** Task instructions **
A – Restate the reflection on The Good News starting with "Anne shared that" and going on through "heart- God's heart.", swapping "nudge" for "prompting".
B – List every Bible passage that the reflection on The Good News cites by chapter and verse.
C – Answer these questions from the reflection on The Good News:
(i) During the time of which king was Zephaniah a prophet?
(ii) What did John the Baptist call the crowds coming to him?
(iii) How many times does Paul use the word rejoice in the first sentence of the Philippians passage?

The Good News
Another class beginning with a question.......
What do you think it means to be a prophet?
Our Old Testament bible reference comes from the prophet Zephaniah, one of those "minor" prophets whose name gets lost behind the more familiar and major prophets like Jeremiah, Isaiah, and Daniel.
Who was he, and why was he considered a prophet?
He was a prophet during the time of King Josiah prior to the fall of Jerusalem, preceding the exile of the Jews to Babylon (640-609BC).
Like all Old Testament prophets he had a distinct message to deliver.
Interesting to note his words, his message, was quite encouraging in the reading for today (Zephaniah 3: 14-20) offering hope to God's people who will be facing significant hardship in the years ahead.
One definition of the word prophet is one who utters divinely inspired revelations. That definition makes us think that a prophet is special, unique, different from most of us ordinary people. In the gospel lesson today we hear from John the Baptist, extreme prophet, living in the wilderness wearing a camel's hair belt and having locusts and wild honey for breakfast, lunch, and dinner. Certainly to be admired, but not a person most of us modern day Christians could remotely relate to or strive to be (at least if we were honest!)
Still, the Good News that Christ brought, the powerful message advent shares through the incarnation, is that Emmanuel- God with us- God in us- means we are all "prophets", and therefore messengers of The Good News. We don't have to be on a mission field in a far off place -or in a pulpit -or fasting day and night- or eating locusts (thank God!!!)
If we realize we are messengers, then how do we share that message?
John the Baptist gave some clear guidelines in the gospel lesson from Luke 3:7-18 to help us with that question. After calling the crowds coming to him a "brood of vipers", the people began to get a little nervous, especially when he stated God could take rocks and make them into Abraham's children if he needed to -also adding (ouch!) "every tree that does not bear good fruit is cut down and thrown into the fire."
As a prophet he certainly got their attention, something most prophets were gifted in doing by using some scary ideas- hell fire and judgement. When the people he was challenging asked some viable questions, John responded with the true heart of The Good News.
""What then should we do?"
He said to them. "Whoever has two coats must share with anyone who has none; whoever has food must do likewise.""
Sharing what we have.... so simple, and yet so profoundly and divinely inspired.
Referring back to Zephaniah, God encourages through the prophet "And I will save the lame and gather the outcast, and I will change their shame into praise and renown in all the earth." As prophets, messengers, today, we too can save and gather through God's love.
Anne shared that being a prophet can be as simple as feeling a nudge to call someone, and by doing so responding to God in reaching out to that person. Sharing with someone a smile, a nod of kindness and recognition, could bring light and hope to a person's day. It doesn't have to be extreme or particularly noteworthy, it just needs to come from our heart- God's heart.
Living The Good News also means letting God "baptize you with the Holy Spirit and with fire." The fire part sounds painful but is necessary to burn away our "chaff"(all that stuff inside that keeps us from living up to our full God-given potential), enabling us to become truer to sharing his love.
We touched briefly on the Epistle reading from Philippians 4:4-7. The word rejoice is also in the passage from Zephaniah, but Paul uses it twice in the first sentence, clearly emphasizing his point.
"Rejoice in the Lord always; again I say rejoice."

** Stored data **
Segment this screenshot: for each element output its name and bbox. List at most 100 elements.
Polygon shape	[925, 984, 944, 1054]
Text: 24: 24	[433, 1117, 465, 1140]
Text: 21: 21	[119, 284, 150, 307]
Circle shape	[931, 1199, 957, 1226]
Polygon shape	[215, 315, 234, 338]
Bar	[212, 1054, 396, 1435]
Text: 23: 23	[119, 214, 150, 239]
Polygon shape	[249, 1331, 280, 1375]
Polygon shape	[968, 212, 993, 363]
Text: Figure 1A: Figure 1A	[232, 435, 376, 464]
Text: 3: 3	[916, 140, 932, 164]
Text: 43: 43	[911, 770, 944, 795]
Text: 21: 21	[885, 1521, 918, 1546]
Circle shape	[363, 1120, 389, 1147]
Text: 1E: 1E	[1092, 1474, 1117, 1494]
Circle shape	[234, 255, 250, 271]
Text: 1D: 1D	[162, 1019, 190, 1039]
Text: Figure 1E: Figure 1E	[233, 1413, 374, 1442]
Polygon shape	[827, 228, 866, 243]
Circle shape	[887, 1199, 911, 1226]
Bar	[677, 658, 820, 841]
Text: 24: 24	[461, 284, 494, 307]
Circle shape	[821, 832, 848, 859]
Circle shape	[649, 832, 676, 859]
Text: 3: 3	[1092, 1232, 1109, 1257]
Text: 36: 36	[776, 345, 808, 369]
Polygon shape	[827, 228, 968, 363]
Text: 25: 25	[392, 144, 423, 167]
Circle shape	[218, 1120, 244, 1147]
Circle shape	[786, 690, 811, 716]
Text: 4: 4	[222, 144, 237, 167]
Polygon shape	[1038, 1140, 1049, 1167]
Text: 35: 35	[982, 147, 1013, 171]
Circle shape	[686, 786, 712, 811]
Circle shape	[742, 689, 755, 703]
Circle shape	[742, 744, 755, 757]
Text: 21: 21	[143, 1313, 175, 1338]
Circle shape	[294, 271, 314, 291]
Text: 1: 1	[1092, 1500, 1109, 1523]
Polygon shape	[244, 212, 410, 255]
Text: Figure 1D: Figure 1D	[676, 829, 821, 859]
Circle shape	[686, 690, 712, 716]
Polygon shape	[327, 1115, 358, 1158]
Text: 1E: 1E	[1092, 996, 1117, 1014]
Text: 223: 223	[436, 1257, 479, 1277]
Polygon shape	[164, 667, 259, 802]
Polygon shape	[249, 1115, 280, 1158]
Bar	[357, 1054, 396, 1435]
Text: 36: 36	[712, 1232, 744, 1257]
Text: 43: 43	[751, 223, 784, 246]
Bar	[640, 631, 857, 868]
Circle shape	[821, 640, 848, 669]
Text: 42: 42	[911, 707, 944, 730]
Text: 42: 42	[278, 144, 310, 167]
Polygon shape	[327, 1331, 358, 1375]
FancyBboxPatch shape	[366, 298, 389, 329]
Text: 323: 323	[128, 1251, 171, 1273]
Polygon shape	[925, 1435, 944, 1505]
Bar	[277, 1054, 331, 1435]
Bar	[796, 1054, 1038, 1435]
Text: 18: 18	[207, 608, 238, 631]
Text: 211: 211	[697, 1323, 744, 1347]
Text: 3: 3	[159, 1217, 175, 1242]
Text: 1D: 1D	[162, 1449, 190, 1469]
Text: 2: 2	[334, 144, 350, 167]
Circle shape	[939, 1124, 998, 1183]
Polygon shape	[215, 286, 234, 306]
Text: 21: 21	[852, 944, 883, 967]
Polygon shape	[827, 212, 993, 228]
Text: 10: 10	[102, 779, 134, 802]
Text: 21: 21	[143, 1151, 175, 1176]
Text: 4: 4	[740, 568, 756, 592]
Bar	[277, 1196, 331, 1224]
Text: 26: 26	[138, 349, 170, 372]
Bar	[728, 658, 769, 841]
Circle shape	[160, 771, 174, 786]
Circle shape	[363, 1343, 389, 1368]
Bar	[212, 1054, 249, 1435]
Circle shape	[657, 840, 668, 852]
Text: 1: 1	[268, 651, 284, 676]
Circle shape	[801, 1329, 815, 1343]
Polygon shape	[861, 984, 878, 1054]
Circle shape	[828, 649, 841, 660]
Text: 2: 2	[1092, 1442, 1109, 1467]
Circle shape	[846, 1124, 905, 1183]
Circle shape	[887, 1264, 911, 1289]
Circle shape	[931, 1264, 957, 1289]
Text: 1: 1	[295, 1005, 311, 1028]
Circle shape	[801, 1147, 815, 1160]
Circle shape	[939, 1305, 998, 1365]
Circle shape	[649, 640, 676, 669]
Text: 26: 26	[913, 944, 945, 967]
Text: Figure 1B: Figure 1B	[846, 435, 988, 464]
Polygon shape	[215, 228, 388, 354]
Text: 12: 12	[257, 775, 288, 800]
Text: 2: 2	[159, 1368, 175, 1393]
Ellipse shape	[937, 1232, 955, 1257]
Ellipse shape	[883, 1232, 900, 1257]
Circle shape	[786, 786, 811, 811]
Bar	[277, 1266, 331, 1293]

** The replies **
A –
Anne shared that being a prophet can be as simple as feeling a prompting to call someone, and by doing so responding to God in reaching out to that person. Sharing with someone a smile, a nod of kindness and recognition, could bring light and hope to a person's day. It doesn't have to be extreme or particularly noteworthy, it just needs to come from our heart- God's heart.

B –
Zephaniah 3: 14-20
Luke 3:7-18
Philippians 4:4-7

C –
(i) King Josiah
(ii) A "brood of vipers"
(iii) Twice